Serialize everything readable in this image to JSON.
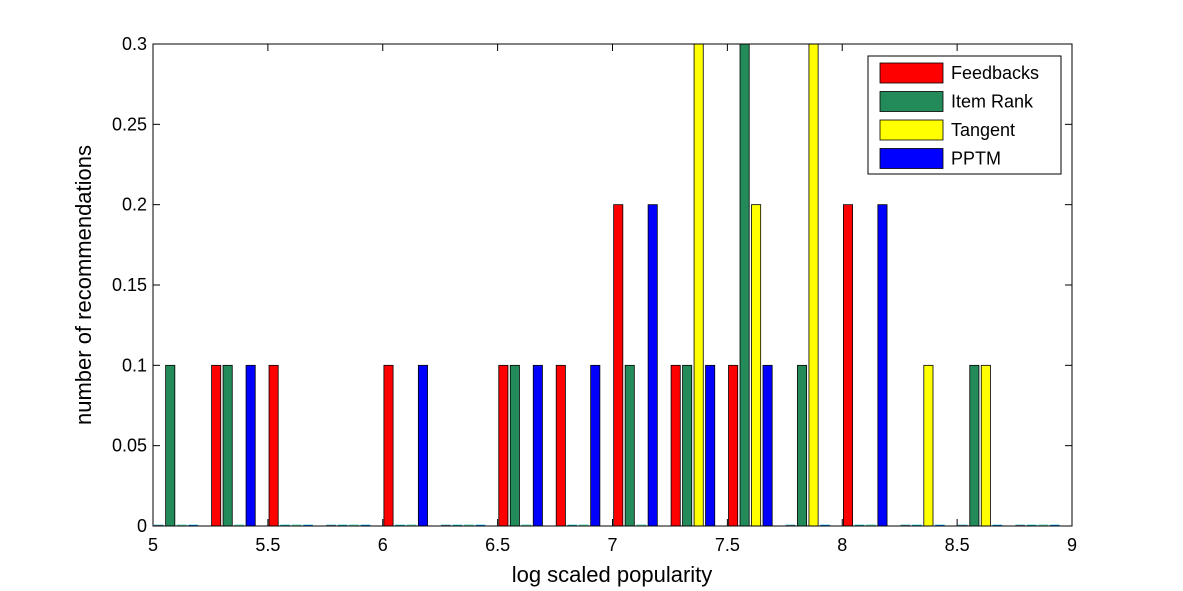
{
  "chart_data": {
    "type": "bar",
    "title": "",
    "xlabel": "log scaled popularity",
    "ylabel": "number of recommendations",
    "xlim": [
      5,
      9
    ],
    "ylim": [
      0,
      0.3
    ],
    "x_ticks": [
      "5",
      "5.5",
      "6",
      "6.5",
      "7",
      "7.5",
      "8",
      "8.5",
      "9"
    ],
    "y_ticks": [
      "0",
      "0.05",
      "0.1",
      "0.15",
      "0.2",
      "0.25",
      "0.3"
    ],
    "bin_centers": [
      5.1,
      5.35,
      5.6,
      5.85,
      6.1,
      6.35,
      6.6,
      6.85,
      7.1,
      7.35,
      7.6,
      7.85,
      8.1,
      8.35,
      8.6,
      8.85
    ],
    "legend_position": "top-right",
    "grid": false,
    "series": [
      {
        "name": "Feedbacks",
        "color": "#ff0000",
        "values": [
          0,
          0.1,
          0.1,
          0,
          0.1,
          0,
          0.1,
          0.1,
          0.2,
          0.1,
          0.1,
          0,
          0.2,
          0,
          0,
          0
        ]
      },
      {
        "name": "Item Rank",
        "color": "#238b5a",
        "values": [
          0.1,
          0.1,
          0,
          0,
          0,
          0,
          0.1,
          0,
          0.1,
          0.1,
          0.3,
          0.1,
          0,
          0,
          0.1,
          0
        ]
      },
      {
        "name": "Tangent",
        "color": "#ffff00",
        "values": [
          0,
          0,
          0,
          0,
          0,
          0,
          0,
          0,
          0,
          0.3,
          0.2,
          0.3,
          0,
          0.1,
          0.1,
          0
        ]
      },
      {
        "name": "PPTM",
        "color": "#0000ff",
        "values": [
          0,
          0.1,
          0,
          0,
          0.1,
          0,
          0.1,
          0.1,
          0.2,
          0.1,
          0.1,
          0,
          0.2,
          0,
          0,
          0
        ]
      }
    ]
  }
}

□ □ □

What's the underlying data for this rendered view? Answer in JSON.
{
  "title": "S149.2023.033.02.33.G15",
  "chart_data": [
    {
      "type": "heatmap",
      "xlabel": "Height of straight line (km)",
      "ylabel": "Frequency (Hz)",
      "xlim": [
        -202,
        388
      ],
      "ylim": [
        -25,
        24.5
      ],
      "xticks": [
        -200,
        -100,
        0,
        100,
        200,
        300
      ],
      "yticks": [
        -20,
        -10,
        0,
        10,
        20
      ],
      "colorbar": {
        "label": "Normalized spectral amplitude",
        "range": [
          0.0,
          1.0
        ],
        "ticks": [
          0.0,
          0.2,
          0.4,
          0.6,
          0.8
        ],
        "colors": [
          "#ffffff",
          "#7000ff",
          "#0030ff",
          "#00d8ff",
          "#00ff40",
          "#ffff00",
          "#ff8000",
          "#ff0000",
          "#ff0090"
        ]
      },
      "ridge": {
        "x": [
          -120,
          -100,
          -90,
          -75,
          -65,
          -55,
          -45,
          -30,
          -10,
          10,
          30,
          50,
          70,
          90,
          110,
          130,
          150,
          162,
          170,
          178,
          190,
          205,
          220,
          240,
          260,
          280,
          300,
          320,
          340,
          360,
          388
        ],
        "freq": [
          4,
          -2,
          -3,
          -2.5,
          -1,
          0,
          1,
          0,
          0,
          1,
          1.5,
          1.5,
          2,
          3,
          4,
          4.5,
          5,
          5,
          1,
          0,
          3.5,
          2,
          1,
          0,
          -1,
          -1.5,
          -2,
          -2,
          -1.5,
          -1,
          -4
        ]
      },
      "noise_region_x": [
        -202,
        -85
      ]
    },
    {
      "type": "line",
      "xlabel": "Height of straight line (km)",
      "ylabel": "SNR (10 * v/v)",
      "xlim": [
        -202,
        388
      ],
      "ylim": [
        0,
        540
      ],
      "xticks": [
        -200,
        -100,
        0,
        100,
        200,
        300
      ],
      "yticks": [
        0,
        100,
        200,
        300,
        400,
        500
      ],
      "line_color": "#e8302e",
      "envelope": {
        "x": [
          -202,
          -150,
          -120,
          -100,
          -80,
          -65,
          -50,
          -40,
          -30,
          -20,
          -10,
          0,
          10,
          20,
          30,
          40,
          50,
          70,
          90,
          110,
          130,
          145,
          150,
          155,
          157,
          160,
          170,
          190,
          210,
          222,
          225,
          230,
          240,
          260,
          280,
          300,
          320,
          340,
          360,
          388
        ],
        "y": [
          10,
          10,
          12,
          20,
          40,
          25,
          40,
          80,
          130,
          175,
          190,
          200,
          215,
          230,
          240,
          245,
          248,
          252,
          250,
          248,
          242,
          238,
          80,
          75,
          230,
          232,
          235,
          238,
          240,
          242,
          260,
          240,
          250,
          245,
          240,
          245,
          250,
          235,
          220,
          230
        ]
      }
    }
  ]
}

□ □ □

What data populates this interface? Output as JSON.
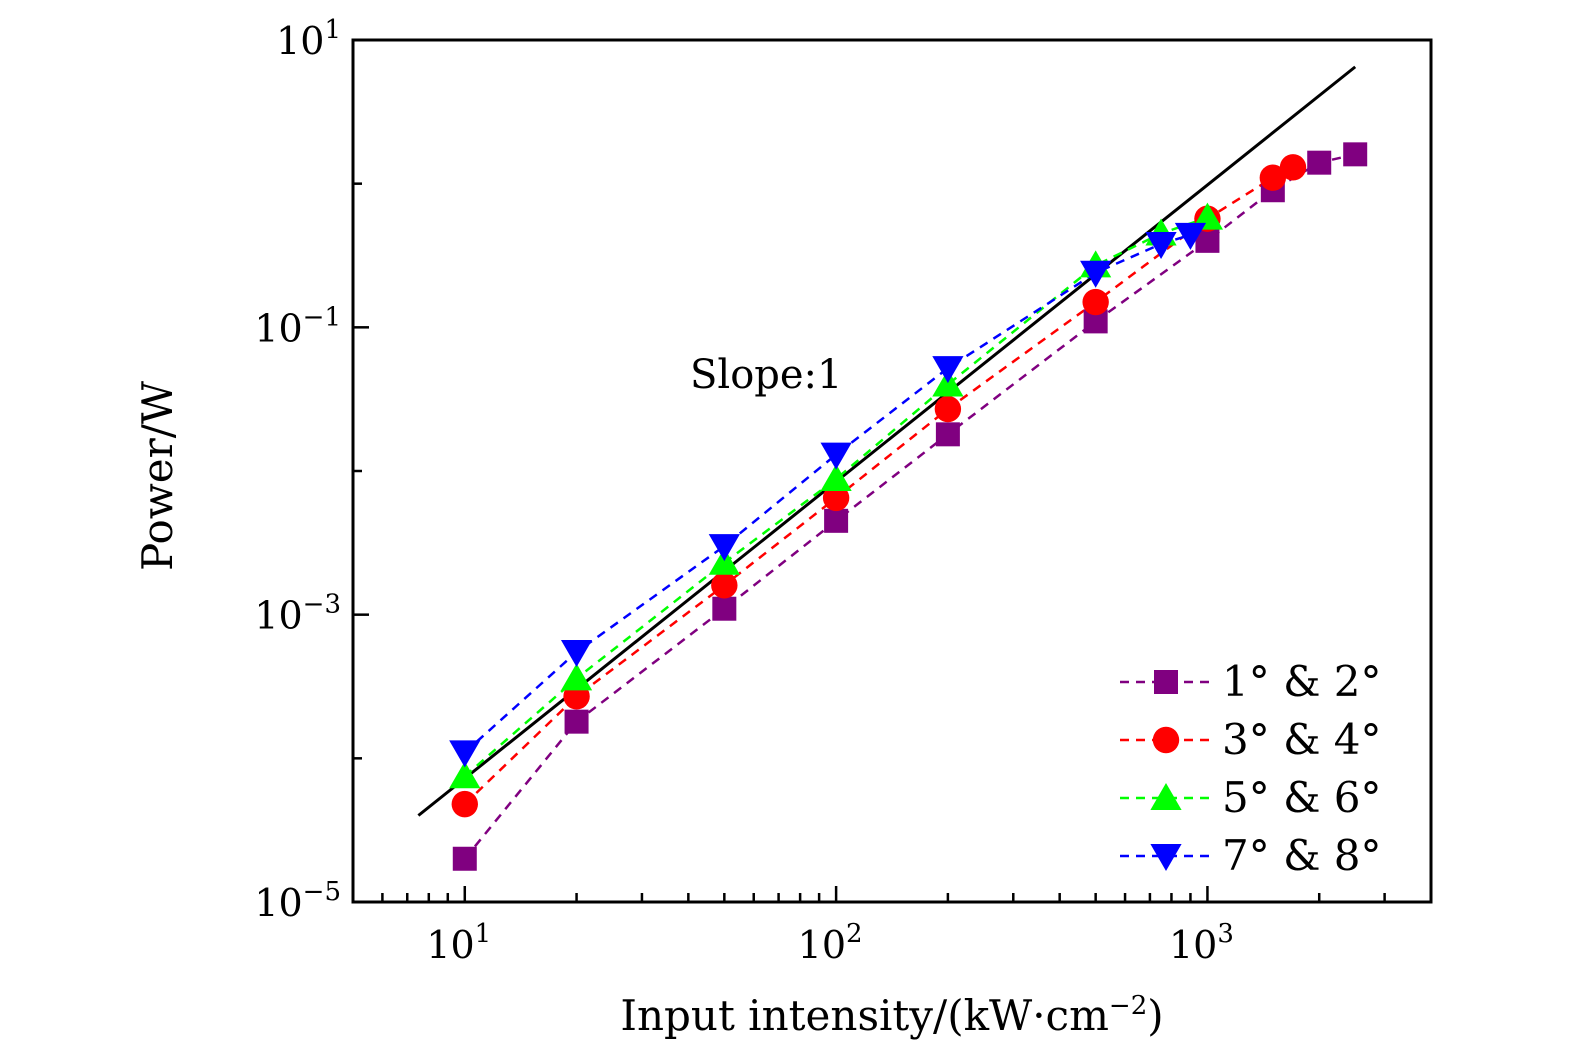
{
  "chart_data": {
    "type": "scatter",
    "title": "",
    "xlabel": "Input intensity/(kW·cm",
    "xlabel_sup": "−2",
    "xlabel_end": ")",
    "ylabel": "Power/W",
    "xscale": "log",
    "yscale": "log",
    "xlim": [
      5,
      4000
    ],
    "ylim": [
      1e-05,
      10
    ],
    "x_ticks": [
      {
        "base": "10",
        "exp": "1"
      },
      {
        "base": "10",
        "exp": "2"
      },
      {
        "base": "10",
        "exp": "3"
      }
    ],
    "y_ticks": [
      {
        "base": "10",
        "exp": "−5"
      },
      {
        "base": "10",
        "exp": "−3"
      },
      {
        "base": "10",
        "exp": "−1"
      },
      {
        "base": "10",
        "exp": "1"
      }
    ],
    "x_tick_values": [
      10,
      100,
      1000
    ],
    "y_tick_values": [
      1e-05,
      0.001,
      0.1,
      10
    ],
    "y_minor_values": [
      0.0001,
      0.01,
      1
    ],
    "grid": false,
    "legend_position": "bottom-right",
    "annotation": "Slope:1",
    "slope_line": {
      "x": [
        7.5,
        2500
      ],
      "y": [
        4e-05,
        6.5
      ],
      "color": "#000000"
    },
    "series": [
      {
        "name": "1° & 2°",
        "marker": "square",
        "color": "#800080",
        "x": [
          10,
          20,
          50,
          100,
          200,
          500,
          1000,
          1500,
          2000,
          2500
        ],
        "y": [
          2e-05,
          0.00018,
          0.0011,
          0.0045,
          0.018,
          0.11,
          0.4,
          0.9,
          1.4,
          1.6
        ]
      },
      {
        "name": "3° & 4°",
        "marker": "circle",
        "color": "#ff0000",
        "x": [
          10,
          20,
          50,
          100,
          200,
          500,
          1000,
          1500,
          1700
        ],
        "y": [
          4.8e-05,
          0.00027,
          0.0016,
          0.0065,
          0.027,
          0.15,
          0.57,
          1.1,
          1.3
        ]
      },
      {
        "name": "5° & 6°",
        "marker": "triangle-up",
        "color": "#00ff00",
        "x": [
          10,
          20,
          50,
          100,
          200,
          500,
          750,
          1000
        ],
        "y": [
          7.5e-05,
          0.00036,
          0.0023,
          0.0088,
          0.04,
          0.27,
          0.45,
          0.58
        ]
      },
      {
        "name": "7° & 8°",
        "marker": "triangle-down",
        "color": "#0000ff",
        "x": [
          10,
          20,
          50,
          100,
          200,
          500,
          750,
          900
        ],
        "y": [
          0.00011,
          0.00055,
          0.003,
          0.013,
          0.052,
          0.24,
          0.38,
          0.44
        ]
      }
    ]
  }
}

□ □ □

EXERCISE TASK => Where a line above contains the string "ylabel", copy that line.

FINAL RESULT =>
    "ylabel": "number of recommendations",
      "ylabel": "Frequency (Hz)",
      "ylabel": "SNR (10 * v/v)",
    "ylabel": "Power/W",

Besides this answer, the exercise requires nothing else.